- DATASET ROWS:

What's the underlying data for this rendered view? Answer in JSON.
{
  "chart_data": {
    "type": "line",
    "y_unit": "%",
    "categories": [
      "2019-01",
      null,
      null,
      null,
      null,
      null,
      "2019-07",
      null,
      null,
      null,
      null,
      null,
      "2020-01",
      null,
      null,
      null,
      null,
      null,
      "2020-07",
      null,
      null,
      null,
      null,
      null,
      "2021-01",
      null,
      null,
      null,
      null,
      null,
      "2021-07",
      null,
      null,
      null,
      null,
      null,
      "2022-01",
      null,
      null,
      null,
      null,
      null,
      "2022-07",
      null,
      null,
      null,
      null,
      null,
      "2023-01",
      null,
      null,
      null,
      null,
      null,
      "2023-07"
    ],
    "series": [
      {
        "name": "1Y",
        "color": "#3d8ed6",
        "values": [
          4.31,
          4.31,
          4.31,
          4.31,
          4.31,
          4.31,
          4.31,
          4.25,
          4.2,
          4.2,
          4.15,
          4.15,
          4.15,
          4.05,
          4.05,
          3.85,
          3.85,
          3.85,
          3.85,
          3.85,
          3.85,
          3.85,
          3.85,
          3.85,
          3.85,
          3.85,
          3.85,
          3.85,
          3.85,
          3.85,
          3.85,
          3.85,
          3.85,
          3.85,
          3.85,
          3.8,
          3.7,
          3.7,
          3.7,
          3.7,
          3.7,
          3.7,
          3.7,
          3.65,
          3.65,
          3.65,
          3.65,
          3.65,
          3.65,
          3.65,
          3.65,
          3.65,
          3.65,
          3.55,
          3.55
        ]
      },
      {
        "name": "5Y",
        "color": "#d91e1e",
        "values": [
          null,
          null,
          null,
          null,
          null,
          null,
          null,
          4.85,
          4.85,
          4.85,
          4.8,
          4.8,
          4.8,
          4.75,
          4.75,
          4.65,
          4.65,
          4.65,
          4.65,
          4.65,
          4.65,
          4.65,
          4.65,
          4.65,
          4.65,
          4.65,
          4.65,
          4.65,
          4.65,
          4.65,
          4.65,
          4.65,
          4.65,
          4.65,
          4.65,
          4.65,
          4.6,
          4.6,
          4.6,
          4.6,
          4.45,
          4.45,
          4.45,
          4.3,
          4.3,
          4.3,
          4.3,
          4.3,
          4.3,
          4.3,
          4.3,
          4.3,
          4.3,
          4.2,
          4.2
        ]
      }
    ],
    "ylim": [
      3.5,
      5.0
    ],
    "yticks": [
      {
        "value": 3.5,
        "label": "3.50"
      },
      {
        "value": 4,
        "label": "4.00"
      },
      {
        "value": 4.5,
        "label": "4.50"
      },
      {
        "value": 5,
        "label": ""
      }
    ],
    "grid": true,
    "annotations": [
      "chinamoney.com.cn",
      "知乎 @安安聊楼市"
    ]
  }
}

- DESCRIPTION OF THE TASK: Quote the whole listing above, leaving nothing out.

- FULL SOLUTION:
What's the underlying data for this rendered view? Answer in JSON.
{
  "chart_data": {
    "type": "line",
    "y_unit": "%",
    "categories": [
      "2019-01",
      null,
      null,
      null,
      null,
      null,
      "2019-07",
      null,
      null,
      null,
      null,
      null,
      "2020-01",
      null,
      null,
      null,
      null,
      null,
      "2020-07",
      null,
      null,
      null,
      null,
      null,
      "2021-01",
      null,
      null,
      null,
      null,
      null,
      "2021-07",
      null,
      null,
      null,
      null,
      null,
      "2022-01",
      null,
      null,
      null,
      null,
      null,
      "2022-07",
      null,
      null,
      null,
      null,
      null,
      "2023-01",
      null,
      null,
      null,
      null,
      null,
      "2023-07"
    ],
    "series": [
      {
        "name": "1Y",
        "color": "#3d8ed6",
        "values": [
          4.31,
          4.31,
          4.31,
          4.31,
          4.31,
          4.31,
          4.31,
          4.25,
          4.2,
          4.2,
          4.15,
          4.15,
          4.15,
          4.05,
          4.05,
          3.85,
          3.85,
          3.85,
          3.85,
          3.85,
          3.85,
          3.85,
          3.85,
          3.85,
          3.85,
          3.85,
          3.85,
          3.85,
          3.85,
          3.85,
          3.85,
          3.85,
          3.85,
          3.85,
          3.85,
          3.8,
          3.7,
          3.7,
          3.7,
          3.7,
          3.7,
          3.7,
          3.7,
          3.65,
          3.65,
          3.65,
          3.65,
          3.65,
          3.65,
          3.65,
          3.65,
          3.65,
          3.65,
          3.55,
          3.55
        ]
      },
      {
        "name": "5Y",
        "color": "#d91e1e",
        "values": [
          null,
          null,
          null,
          null,
          null,
          null,
          null,
          4.85,
          4.85,
          4.85,
          4.8,
          4.8,
          4.8,
          4.75,
          4.75,
          4.65,
          4.65,
          4.65,
          4.65,
          4.65,
          4.65,
          4.65,
          4.65,
          4.65,
          4.65,
          4.65,
          4.65,
          4.65,
          4.65,
          4.65,
          4.65,
          4.65,
          4.65,
          4.65,
          4.65,
          4.65,
          4.6,
          4.6,
          4.6,
          4.6,
          4.45,
          4.45,
          4.45,
          4.3,
          4.3,
          4.3,
          4.3,
          4.3,
          4.3,
          4.3,
          4.3,
          4.3,
          4.3,
          4.2,
          4.2
        ]
      }
    ],
    "ylim": [
      3.5,
      5.0
    ],
    "yticks": [
      {
        "value": 3.5,
        "label": "3.50"
      },
      {
        "value": 4,
        "label": "4.00"
      },
      {
        "value": 4.5,
        "label": "4.50"
      },
      {
        "value": 5,
        "label": ""
      }
    ],
    "grid": true,
    "annotations": [
      "chinamoney.com.cn",
      "知乎 @安安聊楼市"
    ]
  }
}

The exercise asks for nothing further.